» **Brief**: How many lines of the data hold the word "SRMTID"? State the number and nothing else.

-- Start Provided entries --

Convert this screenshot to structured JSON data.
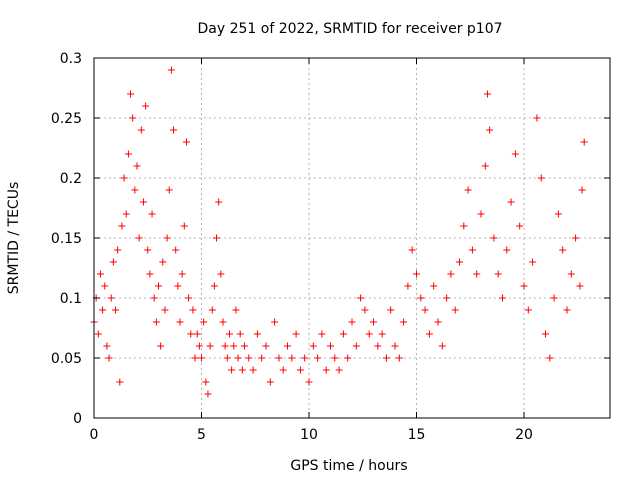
{
  "chart_data": {
    "type": "scatter",
    "title": "Day 251 of 2022, SRMTID for receiver p107",
    "xlabel": "GPS time / hours",
    "ylabel": "SRMTID / TECUs",
    "xlim": [
      0,
      24
    ],
    "ylim": [
      0,
      0.3
    ],
    "x_ticks": [
      0,
      5,
      10,
      15,
      20
    ],
    "x_tick_labels": [
      "0",
      "5",
      "10",
      "15",
      "20"
    ],
    "y_ticks": [
      0,
      0.05,
      0.1,
      0.15,
      0.2,
      0.25,
      0.3
    ],
    "y_tick_labels": [
      "0",
      "0.05",
      "0.1",
      "0.15",
      "0.2",
      "0.25",
      "0.3"
    ],
    "grid": true,
    "marker": "+",
    "series": [
      {
        "name": "SRMTID",
        "color": "#ff0000",
        "points": [
          [
            0.0,
            0.08
          ],
          [
            0.1,
            0.1
          ],
          [
            0.2,
            0.07
          ],
          [
            0.3,
            0.12
          ],
          [
            0.4,
            0.09
          ],
          [
            0.5,
            0.11
          ],
          [
            0.6,
            0.06
          ],
          [
            0.7,
            0.05
          ],
          [
            0.8,
            0.1
          ],
          [
            0.9,
            0.13
          ],
          [
            1.0,
            0.09
          ],
          [
            1.1,
            0.14
          ],
          [
            1.2,
            0.03
          ],
          [
            1.3,
            0.16
          ],
          [
            1.4,
            0.2
          ],
          [
            1.5,
            0.17
          ],
          [
            1.6,
            0.22
          ],
          [
            1.7,
            0.27
          ],
          [
            1.8,
            0.25
          ],
          [
            1.9,
            0.19
          ],
          [
            2.0,
            0.21
          ],
          [
            2.1,
            0.15
          ],
          [
            2.2,
            0.24
          ],
          [
            2.3,
            0.18
          ],
          [
            2.4,
            0.26
          ],
          [
            2.5,
            0.14
          ],
          [
            2.6,
            0.12
          ],
          [
            2.7,
            0.17
          ],
          [
            2.8,
            0.1
          ],
          [
            2.9,
            0.08
          ],
          [
            3.0,
            0.11
          ],
          [
            3.1,
            0.06
          ],
          [
            3.2,
            0.13
          ],
          [
            3.3,
            0.09
          ],
          [
            3.4,
            0.15
          ],
          [
            3.5,
            0.19
          ],
          [
            3.6,
            0.29
          ],
          [
            3.7,
            0.24
          ],
          [
            3.8,
            0.14
          ],
          [
            3.9,
            0.11
          ],
          [
            4.0,
            0.08
          ],
          [
            4.1,
            0.12
          ],
          [
            4.2,
            0.16
          ],
          [
            4.3,
            0.23
          ],
          [
            4.4,
            0.1
          ],
          [
            4.5,
            0.07
          ],
          [
            4.6,
            0.09
          ],
          [
            4.7,
            0.05
          ],
          [
            4.8,
            0.07
          ],
          [
            4.9,
            0.06
          ],
          [
            5.0,
            0.05
          ],
          [
            5.1,
            0.08
          ],
          [
            5.2,
            0.03
          ],
          [
            5.3,
            0.02
          ],
          [
            5.4,
            0.06
          ],
          [
            5.5,
            0.09
          ],
          [
            5.6,
            0.11
          ],
          [
            5.7,
            0.15
          ],
          [
            5.8,
            0.18
          ],
          [
            5.9,
            0.12
          ],
          [
            6.0,
            0.08
          ],
          [
            6.1,
            0.06
          ],
          [
            6.2,
            0.05
          ],
          [
            6.3,
            0.07
          ],
          [
            6.4,
            0.04
          ],
          [
            6.5,
            0.06
          ],
          [
            6.6,
            0.09
          ],
          [
            6.7,
            0.05
          ],
          [
            6.8,
            0.07
          ],
          [
            6.9,
            0.04
          ],
          [
            7.0,
            0.06
          ],
          [
            7.2,
            0.05
          ],
          [
            7.4,
            0.04
          ],
          [
            7.6,
            0.07
          ],
          [
            7.8,
            0.05
          ],
          [
            8.0,
            0.06
          ],
          [
            8.2,
            0.03
          ],
          [
            8.4,
            0.08
          ],
          [
            8.6,
            0.05
          ],
          [
            8.8,
            0.04
          ],
          [
            9.0,
            0.06
          ],
          [
            9.2,
            0.05
          ],
          [
            9.4,
            0.07
          ],
          [
            9.6,
            0.04
          ],
          [
            9.8,
            0.05
          ],
          [
            10.0,
            0.03
          ],
          [
            10.2,
            0.06
          ],
          [
            10.4,
            0.05
          ],
          [
            10.6,
            0.07
          ],
          [
            10.8,
            0.04
          ],
          [
            11.0,
            0.06
          ],
          [
            11.2,
            0.05
          ],
          [
            11.4,
            0.04
          ],
          [
            11.6,
            0.07
          ],
          [
            11.8,
            0.05
          ],
          [
            12.0,
            0.08
          ],
          [
            12.2,
            0.06
          ],
          [
            12.4,
            0.1
          ],
          [
            12.6,
            0.09
          ],
          [
            12.8,
            0.07
          ],
          [
            13.0,
            0.08
          ],
          [
            13.2,
            0.06
          ],
          [
            13.4,
            0.07
          ],
          [
            13.6,
            0.05
          ],
          [
            13.8,
            0.09
          ],
          [
            14.0,
            0.06
          ],
          [
            14.2,
            0.05
          ],
          [
            14.4,
            0.08
          ],
          [
            14.6,
            0.11
          ],
          [
            14.8,
            0.14
          ],
          [
            15.0,
            0.12
          ],
          [
            15.2,
            0.1
          ],
          [
            15.4,
            0.09
          ],
          [
            15.6,
            0.07
          ],
          [
            15.8,
            0.11
          ],
          [
            16.0,
            0.08
          ],
          [
            16.2,
            0.06
          ],
          [
            16.4,
            0.1
          ],
          [
            16.6,
            0.12
          ],
          [
            16.8,
            0.09
          ],
          [
            17.0,
            0.13
          ],
          [
            17.2,
            0.16
          ],
          [
            17.4,
            0.19
          ],
          [
            17.6,
            0.14
          ],
          [
            17.8,
            0.12
          ],
          [
            18.0,
            0.17
          ],
          [
            18.2,
            0.21
          ],
          [
            18.3,
            0.27
          ],
          [
            18.4,
            0.24
          ],
          [
            18.6,
            0.15
          ],
          [
            18.8,
            0.12
          ],
          [
            19.0,
            0.1
          ],
          [
            19.2,
            0.14
          ],
          [
            19.4,
            0.18
          ],
          [
            19.6,
            0.22
          ],
          [
            19.8,
            0.16
          ],
          [
            20.0,
            0.11
          ],
          [
            20.2,
            0.09
          ],
          [
            20.4,
            0.13
          ],
          [
            20.6,
            0.25
          ],
          [
            20.8,
            0.2
          ],
          [
            21.0,
            0.07
          ],
          [
            21.2,
            0.05
          ],
          [
            21.4,
            0.1
          ],
          [
            21.6,
            0.17
          ],
          [
            21.8,
            0.14
          ],
          [
            22.0,
            0.09
          ],
          [
            22.2,
            0.12
          ],
          [
            22.4,
            0.15
          ],
          [
            22.6,
            0.11
          ],
          [
            22.7,
            0.19
          ],
          [
            22.8,
            0.23
          ]
        ]
      }
    ]
  }
}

-- End Provided entries --

» **Output for this exercise**: 3